(Box annotation data)
________________________

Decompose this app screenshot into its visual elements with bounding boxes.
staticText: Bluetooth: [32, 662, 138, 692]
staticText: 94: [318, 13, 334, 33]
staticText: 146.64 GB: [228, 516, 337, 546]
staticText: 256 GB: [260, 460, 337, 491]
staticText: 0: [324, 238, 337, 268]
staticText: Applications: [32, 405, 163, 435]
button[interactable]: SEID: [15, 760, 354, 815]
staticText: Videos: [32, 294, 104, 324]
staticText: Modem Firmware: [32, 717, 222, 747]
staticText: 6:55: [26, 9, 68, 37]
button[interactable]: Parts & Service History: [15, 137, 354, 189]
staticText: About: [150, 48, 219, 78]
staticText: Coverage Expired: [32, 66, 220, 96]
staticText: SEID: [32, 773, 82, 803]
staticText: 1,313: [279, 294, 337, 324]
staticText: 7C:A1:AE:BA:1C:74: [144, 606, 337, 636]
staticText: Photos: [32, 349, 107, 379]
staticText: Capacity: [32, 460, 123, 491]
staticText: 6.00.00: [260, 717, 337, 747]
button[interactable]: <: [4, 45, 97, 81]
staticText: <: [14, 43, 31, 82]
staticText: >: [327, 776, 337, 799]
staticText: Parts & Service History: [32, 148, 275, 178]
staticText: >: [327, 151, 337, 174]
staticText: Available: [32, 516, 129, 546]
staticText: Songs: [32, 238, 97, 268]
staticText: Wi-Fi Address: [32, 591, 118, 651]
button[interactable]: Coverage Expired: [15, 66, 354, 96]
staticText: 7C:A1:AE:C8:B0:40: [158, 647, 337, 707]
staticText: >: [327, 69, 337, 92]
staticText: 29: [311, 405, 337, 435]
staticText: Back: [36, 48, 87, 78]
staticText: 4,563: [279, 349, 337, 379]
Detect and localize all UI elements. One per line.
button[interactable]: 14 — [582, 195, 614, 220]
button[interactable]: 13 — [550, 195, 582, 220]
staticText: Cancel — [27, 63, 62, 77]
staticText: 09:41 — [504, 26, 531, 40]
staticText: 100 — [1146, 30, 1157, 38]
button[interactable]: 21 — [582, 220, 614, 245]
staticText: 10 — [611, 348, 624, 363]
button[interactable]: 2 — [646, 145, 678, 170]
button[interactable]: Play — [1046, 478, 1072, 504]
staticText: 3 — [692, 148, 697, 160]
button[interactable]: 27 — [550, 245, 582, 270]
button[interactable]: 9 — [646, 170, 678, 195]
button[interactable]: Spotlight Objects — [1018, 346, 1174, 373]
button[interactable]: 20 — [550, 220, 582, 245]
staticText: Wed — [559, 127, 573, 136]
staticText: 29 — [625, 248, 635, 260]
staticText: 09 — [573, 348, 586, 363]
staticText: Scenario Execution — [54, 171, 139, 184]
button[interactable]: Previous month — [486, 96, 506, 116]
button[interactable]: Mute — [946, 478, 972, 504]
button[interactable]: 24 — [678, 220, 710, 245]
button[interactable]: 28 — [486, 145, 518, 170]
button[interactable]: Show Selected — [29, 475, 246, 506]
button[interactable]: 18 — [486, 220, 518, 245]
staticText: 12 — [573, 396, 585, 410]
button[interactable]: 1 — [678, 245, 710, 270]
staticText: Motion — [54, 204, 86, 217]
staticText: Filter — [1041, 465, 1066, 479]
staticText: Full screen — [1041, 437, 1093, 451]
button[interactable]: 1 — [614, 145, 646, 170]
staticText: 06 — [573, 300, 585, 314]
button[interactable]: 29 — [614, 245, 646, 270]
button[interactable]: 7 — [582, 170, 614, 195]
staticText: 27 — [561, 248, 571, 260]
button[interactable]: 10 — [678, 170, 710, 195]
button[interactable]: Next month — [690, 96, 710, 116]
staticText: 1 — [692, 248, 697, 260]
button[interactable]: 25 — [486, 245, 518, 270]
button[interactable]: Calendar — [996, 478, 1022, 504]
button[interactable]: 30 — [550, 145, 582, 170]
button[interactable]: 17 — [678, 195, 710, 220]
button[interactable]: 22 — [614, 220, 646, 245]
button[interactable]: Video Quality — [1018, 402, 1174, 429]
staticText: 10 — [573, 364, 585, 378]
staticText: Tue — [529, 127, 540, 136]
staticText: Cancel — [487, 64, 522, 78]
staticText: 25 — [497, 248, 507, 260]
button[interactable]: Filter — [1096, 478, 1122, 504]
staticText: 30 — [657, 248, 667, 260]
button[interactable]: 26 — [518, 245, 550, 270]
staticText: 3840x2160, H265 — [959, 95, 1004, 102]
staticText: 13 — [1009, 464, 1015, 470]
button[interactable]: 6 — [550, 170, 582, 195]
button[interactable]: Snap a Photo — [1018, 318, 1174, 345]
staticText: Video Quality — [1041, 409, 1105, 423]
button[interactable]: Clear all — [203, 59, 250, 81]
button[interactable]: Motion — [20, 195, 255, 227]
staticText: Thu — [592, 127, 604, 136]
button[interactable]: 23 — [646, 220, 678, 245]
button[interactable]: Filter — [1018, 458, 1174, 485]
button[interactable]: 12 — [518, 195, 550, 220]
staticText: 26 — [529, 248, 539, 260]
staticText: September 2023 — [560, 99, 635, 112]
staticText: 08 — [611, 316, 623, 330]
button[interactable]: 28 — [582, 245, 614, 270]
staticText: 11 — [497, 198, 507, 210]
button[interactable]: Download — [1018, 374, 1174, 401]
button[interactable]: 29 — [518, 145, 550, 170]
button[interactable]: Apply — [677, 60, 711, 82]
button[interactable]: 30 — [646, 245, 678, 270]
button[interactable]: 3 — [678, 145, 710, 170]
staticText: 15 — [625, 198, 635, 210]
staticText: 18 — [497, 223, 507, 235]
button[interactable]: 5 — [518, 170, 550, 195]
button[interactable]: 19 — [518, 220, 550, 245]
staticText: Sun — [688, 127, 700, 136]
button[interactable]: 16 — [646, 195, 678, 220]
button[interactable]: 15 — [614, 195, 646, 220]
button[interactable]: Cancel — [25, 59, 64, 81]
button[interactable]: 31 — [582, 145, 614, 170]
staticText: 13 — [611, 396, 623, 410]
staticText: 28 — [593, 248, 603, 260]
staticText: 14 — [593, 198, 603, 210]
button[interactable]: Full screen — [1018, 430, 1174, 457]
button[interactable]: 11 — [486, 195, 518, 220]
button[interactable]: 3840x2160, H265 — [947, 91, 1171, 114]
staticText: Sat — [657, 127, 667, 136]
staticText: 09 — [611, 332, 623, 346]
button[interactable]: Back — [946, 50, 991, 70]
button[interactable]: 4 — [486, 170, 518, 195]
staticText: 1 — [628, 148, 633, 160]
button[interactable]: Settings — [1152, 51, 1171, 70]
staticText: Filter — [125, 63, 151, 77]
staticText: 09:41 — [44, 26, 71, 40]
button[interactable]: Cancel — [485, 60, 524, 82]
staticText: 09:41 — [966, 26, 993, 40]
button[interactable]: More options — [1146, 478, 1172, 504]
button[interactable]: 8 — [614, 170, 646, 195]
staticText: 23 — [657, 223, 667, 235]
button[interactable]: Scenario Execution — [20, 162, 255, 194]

________________________

# [Goal]
Please render everything from the start of the items down to the line containing "staticText: Cancel — [27, 63, 62, 77]" as a JSON list of strings, one string per line, with blank lines left out.

# [Complete response]
[
  "Decompose this app screenshot into its visual elements with bounding boxes.",
  "staticText: Bluetooth: [32, 662, 138, 692]",
  "staticText: 94: [318, 13, 334, 33]",
  "staticText: 146.64 GB: [228, 516, 337, 546]",
  "staticText: 256 GB: [260, 460, 337, 491]",
  "staticText: 0: [324, 238, 337, 268]",
  "staticText: Applications: [32, 405, 163, 435]",
  "button[interactable]: SEID: [15, 760, 354, 815]",
  "staticText: Videos: [32, 294, 104, 324]",
  "staticText: Modem Firmware: [32, 717, 222, 747]",
  "staticText: 6:55: [26, 9, 68, 37]",
  "button[interactable]: Parts & Service History: [15, 137, 354, 189]",
  "staticText: About: [150, 48, 219, 78]",
  "staticText: Coverage Expired: [32, 66, 220, 96]",
  "staticText: SEID: [32, 773, 82, 803]",
  "staticText: 1,313: [279, 294, 337, 324]",
  "staticText: 7C:A1:AE:BA:1C:74: [144, 606, 337, 636]",
  "staticText: Photos: [32, 349, 107, 379]",
  "staticText: Capacity: [32, 460, 123, 491]",
  "staticText: 6.00.00: [260, 717, 337, 747]",
  "button[interactable]: <: [4, 45, 97, 81]",
  "staticText: <: [14, 43, 31, 82]",
  "staticText: >: [327, 776, 337, 799]",
  "staticText: Parts & Service History: [32, 148, 275, 178]",
  "staticText: >: [327, 151, 337, 174]",
  "staticText: Available: [32, 516, 129, 546]",
  "staticText: Songs: [32, 238, 97, 268]",
  "staticText: Wi-Fi Address: [32, 591, 118, 651]",
  "button[interactable]: Coverage Expired: [15, 66, 354, 96]",
  "staticText: 7C:A1:AE:C8:B0:40: [158, 647, 337, 707]",
  "staticText: >: [327, 69, 337, 92]",
  "staticText: 29: [311, 405, 337, 435]",
  "staticText: Back: [36, 48, 87, 78]",
  "staticText: 4,563: [279, 349, 337, 379]",
  "Detect and localize all UI elements. One per line.",
  "button[interactable]: 14 — [582, 195, 614, 220]",
  "button[interactable]: 13 — [550, 195, 582, 220]",
  "staticText: Cancel — [27, 63, 62, 77]"
]